Problem to solve
Comb through the entries for "same" and pull out each line that holds it.

Collected data:

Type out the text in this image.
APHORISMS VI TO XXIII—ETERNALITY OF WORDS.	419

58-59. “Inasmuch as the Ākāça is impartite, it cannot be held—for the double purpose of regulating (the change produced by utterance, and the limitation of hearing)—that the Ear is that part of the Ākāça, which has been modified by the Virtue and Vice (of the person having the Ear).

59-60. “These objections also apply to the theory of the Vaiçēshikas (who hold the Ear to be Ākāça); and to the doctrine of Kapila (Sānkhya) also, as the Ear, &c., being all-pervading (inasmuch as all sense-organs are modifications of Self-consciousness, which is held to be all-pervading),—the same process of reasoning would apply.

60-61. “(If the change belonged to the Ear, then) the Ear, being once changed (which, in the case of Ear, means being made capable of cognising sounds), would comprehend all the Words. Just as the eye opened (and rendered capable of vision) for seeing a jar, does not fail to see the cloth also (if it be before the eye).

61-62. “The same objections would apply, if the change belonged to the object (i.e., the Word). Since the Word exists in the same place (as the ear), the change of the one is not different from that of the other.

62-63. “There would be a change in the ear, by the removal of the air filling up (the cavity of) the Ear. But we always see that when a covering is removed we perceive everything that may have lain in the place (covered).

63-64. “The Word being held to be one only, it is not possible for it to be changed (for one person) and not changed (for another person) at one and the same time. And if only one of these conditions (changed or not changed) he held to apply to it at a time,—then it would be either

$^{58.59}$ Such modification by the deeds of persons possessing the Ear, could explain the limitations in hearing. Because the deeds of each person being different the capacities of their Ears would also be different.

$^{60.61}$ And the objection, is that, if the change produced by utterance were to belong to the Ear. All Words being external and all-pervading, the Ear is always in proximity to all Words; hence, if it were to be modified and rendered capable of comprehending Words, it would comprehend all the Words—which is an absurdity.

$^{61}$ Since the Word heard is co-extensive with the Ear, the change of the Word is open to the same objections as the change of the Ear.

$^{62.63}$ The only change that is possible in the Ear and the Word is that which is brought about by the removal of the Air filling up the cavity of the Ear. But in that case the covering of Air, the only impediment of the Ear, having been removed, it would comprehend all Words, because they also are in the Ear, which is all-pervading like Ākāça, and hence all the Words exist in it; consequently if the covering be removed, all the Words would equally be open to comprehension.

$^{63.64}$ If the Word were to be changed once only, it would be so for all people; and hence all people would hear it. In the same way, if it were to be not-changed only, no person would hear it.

Response to this task
59-60. “These objections also apply to the theory of the Vaiçēshikas (who hold the Ear to be Ākāça); and to the doctrine of Kapila (Sānkhya) also, as the Ear, &c., being all-pervading (inasmuch as all sense-organs are modifications of Self-consciousness, which is held to be all-pervading),—the same process of reasoning would apply.
61-62. “The same objections would apply, if the change belonged to the object (i.e., the Word). Since the Word exists in the same place (as the ear), the change of the one is not different from that of the other.
63-64. “The Word being held to be one only, it is not possible for it to be changed (for one person) and not changed (for another person) at one and the same time. And if only one of these conditions (changed or not changed) he held to apply to it at a time,—then it would be either
$^{61}$ Since the Word heard is co-extensive with the Ear, the change of the Word is open to the same objections as the change of the Ear.
$^{63.64}$ If the Word were to be changed once only, it would be so for all people; and hence all people would hear it. In the same way, if it were to be not-changed only, no person would hear it.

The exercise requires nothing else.